* start Data section *

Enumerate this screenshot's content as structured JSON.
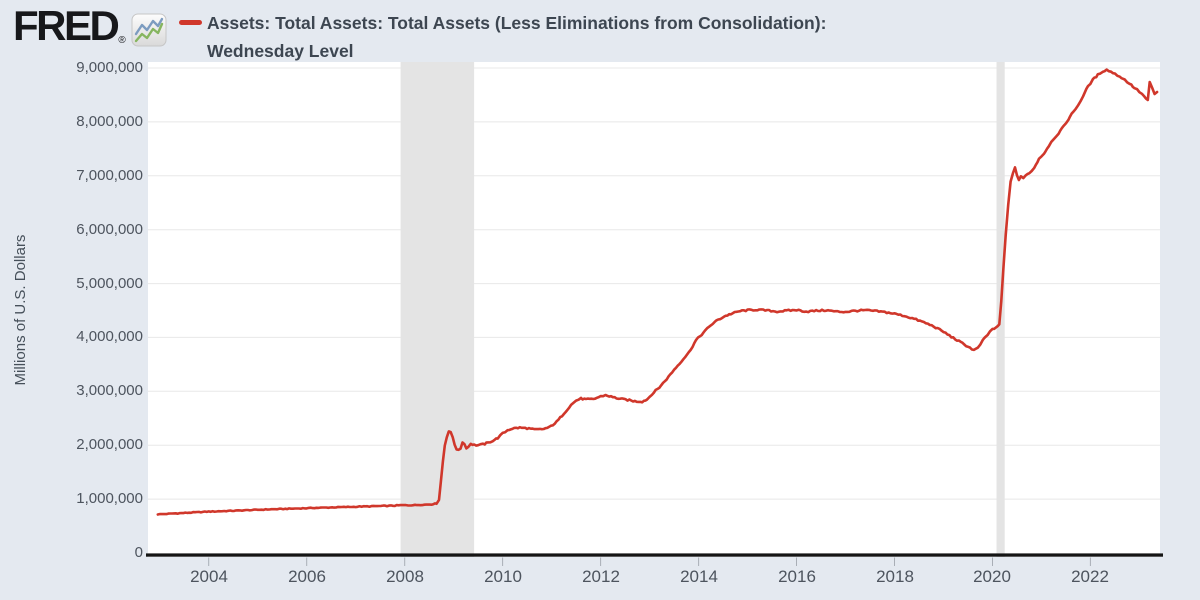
{
  "header": {
    "logo_text": "FRED",
    "logo_reg": "®"
  },
  "chart": {
    "title_line1": "Assets: Total Assets: Total Assets (Less Eliminations from Consolidation):",
    "title_line2": "Wednesday Level",
    "ylabel": "Millions of U.S. Dollars"
  },
  "chart_data": {
    "type": "line",
    "title": "Assets: Total Assets: Total Assets (Less Eliminations from Consolidation): Wednesday Level",
    "ylabel": "Millions of U.S. Dollars",
    "xlabel": "",
    "xlim": [
      2002.76,
      2023.42
    ],
    "ylim": [
      0,
      9000000
    ],
    "grid": true,
    "legend_position": "top",
    "x_ticks": [
      2004,
      2006,
      2008,
      2010,
      2012,
      2014,
      2016,
      2018,
      2020,
      2022
    ],
    "y_ticks": [
      {
        "value": 0,
        "label": "0"
      },
      {
        "value": 1000000,
        "label": "1,000,000"
      },
      {
        "value": 2000000,
        "label": "2,000,000"
      },
      {
        "value": 3000000,
        "label": "3,000,000"
      },
      {
        "value": 4000000,
        "label": "4,000,000"
      },
      {
        "value": 5000000,
        "label": "5,000,000"
      },
      {
        "value": 6000000,
        "label": "6,000,000"
      },
      {
        "value": 7000000,
        "label": "7,000,000"
      },
      {
        "value": 8000000,
        "label": "8,000,000"
      },
      {
        "value": 9000000,
        "label": "9,000,000"
      }
    ],
    "recession_bands": [
      [
        2007.917,
        2009.417
      ],
      [
        2020.083,
        2020.25
      ]
    ],
    "colors": {
      "line": "#d0372b",
      "recession_band": "#e4e4e4",
      "grid": "#e8e8e8",
      "plot_bg": "#ffffff",
      "page_bg": "#e4e9f0",
      "axis": "#151515",
      "tick": "#a9aeb6",
      "tick_label": "#4d545e",
      "title_text": "#3d4651",
      "logo_icon_blue": "#7d9cc0",
      "logo_icon_green": "#86b55f"
    },
    "series": [
      {
        "name": "Assets: Total Assets: Total Assets (Less Eliminations from Consolidation): Wednesday Level",
        "color": "#d0372b",
        "points": [
          [
            2002.96,
            719000
          ],
          [
            2003.1,
            722000
          ],
          [
            2003.25,
            733000
          ],
          [
            2003.4,
            738000
          ],
          [
            2003.6,
            748000
          ],
          [
            2003.8,
            757000
          ],
          [
            2004.0,
            768000
          ],
          [
            2004.2,
            774000
          ],
          [
            2004.4,
            781000
          ],
          [
            2004.6,
            788000
          ],
          [
            2004.8,
            795000
          ],
          [
            2005.0,
            802000
          ],
          [
            2005.2,
            808000
          ],
          [
            2005.4,
            814000
          ],
          [
            2005.6,
            820000
          ],
          [
            2005.8,
            826000
          ],
          [
            2006.0,
            832000
          ],
          [
            2006.2,
            838000
          ],
          [
            2006.4,
            843000
          ],
          [
            2006.6,
            848000
          ],
          [
            2006.8,
            853000
          ],
          [
            2007.0,
            858000
          ],
          [
            2007.2,
            864000
          ],
          [
            2007.4,
            869000
          ],
          [
            2007.6,
            874000
          ],
          [
            2007.8,
            879000
          ],
          [
            2007.95,
            888000
          ],
          [
            2008.1,
            886000
          ],
          [
            2008.25,
            891000
          ],
          [
            2008.4,
            896000
          ],
          [
            2008.55,
            903000
          ],
          [
            2008.65,
            920000
          ],
          [
            2008.7,
            990000
          ],
          [
            2008.74,
            1330000
          ],
          [
            2008.78,
            1700000
          ],
          [
            2008.82,
            2000000
          ],
          [
            2008.86,
            2160000
          ],
          [
            2008.9,
            2260000
          ],
          [
            2008.94,
            2230000
          ],
          [
            2008.98,
            2150000
          ],
          [
            2009.02,
            2020000
          ],
          [
            2009.06,
            1930000
          ],
          [
            2009.1,
            1900000
          ],
          [
            2009.14,
            1940000
          ],
          [
            2009.18,
            2060000
          ],
          [
            2009.22,
            2020000
          ],
          [
            2009.26,
            1955000
          ],
          [
            2009.3,
            1970000
          ],
          [
            2009.35,
            2030000
          ],
          [
            2009.42,
            2005000
          ],
          [
            2009.5,
            2000000
          ],
          [
            2009.6,
            2015000
          ],
          [
            2009.7,
            2045000
          ],
          [
            2009.8,
            2085000
          ],
          [
            2009.9,
            2135000
          ],
          [
            2010.0,
            2215000
          ],
          [
            2010.1,
            2280000
          ],
          [
            2010.2,
            2310000
          ],
          [
            2010.35,
            2325000
          ],
          [
            2010.5,
            2315000
          ],
          [
            2010.65,
            2290000
          ],
          [
            2010.8,
            2295000
          ],
          [
            2010.95,
            2330000
          ],
          [
            2011.1,
            2430000
          ],
          [
            2011.25,
            2590000
          ],
          [
            2011.4,
            2750000
          ],
          [
            2011.5,
            2830000
          ],
          [
            2011.6,
            2865000
          ],
          [
            2011.7,
            2850000
          ],
          [
            2011.85,
            2855000
          ],
          [
            2012.0,
            2905000
          ],
          [
            2012.1,
            2930000
          ],
          [
            2012.25,
            2890000
          ],
          [
            2012.4,
            2860000
          ],
          [
            2012.55,
            2840000
          ],
          [
            2012.7,
            2815000
          ],
          [
            2012.85,
            2810000
          ],
          [
            2012.95,
            2850000
          ],
          [
            2013.05,
            2950000
          ],
          [
            2013.2,
            3075000
          ],
          [
            2013.35,
            3230000
          ],
          [
            2013.5,
            3400000
          ],
          [
            2013.65,
            3560000
          ],
          [
            2013.8,
            3720000
          ],
          [
            2013.95,
            3950000
          ],
          [
            2014.1,
            4090000
          ],
          [
            2014.25,
            4230000
          ],
          [
            2014.4,
            4330000
          ],
          [
            2014.55,
            4400000
          ],
          [
            2014.7,
            4450000
          ],
          [
            2014.85,
            4490000
          ],
          [
            2015.0,
            4505000
          ],
          [
            2015.2,
            4515000
          ],
          [
            2015.4,
            4500000
          ],
          [
            2015.6,
            4480000
          ],
          [
            2015.8,
            4495000
          ],
          [
            2016.0,
            4510000
          ],
          [
            2016.2,
            4480000
          ],
          [
            2016.4,
            4495000
          ],
          [
            2016.6,
            4505000
          ],
          [
            2016.8,
            4480000
          ],
          [
            2017.0,
            4475000
          ],
          [
            2017.2,
            4495000
          ],
          [
            2017.4,
            4505000
          ],
          [
            2017.6,
            4490000
          ],
          [
            2017.8,
            4470000
          ],
          [
            2018.0,
            4440000
          ],
          [
            2018.2,
            4400000
          ],
          [
            2018.4,
            4345000
          ],
          [
            2018.6,
            4280000
          ],
          [
            2018.8,
            4205000
          ],
          [
            2019.0,
            4105000
          ],
          [
            2019.2,
            3990000
          ],
          [
            2019.35,
            3910000
          ],
          [
            2019.5,
            3830000
          ],
          [
            2019.62,
            3765000
          ],
          [
            2019.7,
            3800000
          ],
          [
            2019.8,
            3940000
          ],
          [
            2019.9,
            4050000
          ],
          [
            2020.0,
            4160000
          ],
          [
            2020.07,
            4170000
          ],
          [
            2020.14,
            4240000
          ],
          [
            2020.18,
            4670000
          ],
          [
            2020.22,
            5250000
          ],
          [
            2020.27,
            5900000
          ],
          [
            2020.32,
            6470000
          ],
          [
            2020.37,
            6880000
          ],
          [
            2020.42,
            7040000
          ],
          [
            2020.46,
            7165000
          ],
          [
            2020.5,
            7010000
          ],
          [
            2020.54,
            6925000
          ],
          [
            2020.58,
            6990000
          ],
          [
            2020.63,
            6945000
          ],
          [
            2020.68,
            7005000
          ],
          [
            2020.75,
            7055000
          ],
          [
            2020.85,
            7140000
          ],
          [
            2020.95,
            7320000
          ],
          [
            2021.05,
            7410000
          ],
          [
            2021.15,
            7560000
          ],
          [
            2021.25,
            7690000
          ],
          [
            2021.35,
            7790000
          ],
          [
            2021.45,
            7910000
          ],
          [
            2021.55,
            8050000
          ],
          [
            2021.65,
            8190000
          ],
          [
            2021.75,
            8310000
          ],
          [
            2021.85,
            8480000
          ],
          [
            2021.95,
            8660000
          ],
          [
            2022.05,
            8780000
          ],
          [
            2022.15,
            8870000
          ],
          [
            2022.25,
            8940000
          ],
          [
            2022.33,
            8965000
          ],
          [
            2022.42,
            8930000
          ],
          [
            2022.5,
            8890000
          ],
          [
            2022.6,
            8840000
          ],
          [
            2022.7,
            8780000
          ],
          [
            2022.8,
            8710000
          ],
          [
            2022.9,
            8630000
          ],
          [
            2023.0,
            8560000
          ],
          [
            2023.1,
            8470000
          ],
          [
            2023.17,
            8395000
          ],
          [
            2023.21,
            8730000
          ],
          [
            2023.26,
            8630000
          ],
          [
            2023.31,
            8510000
          ],
          [
            2023.36,
            8560000
          ]
        ]
      }
    ]
  }
}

* end Data section *

In the records above, find each line that holds the word "Millions"; copy all such lines.

    "ylabel": "Millions of U.S. Dollars"
    "ylabel": "Millions of U.S. Dollars",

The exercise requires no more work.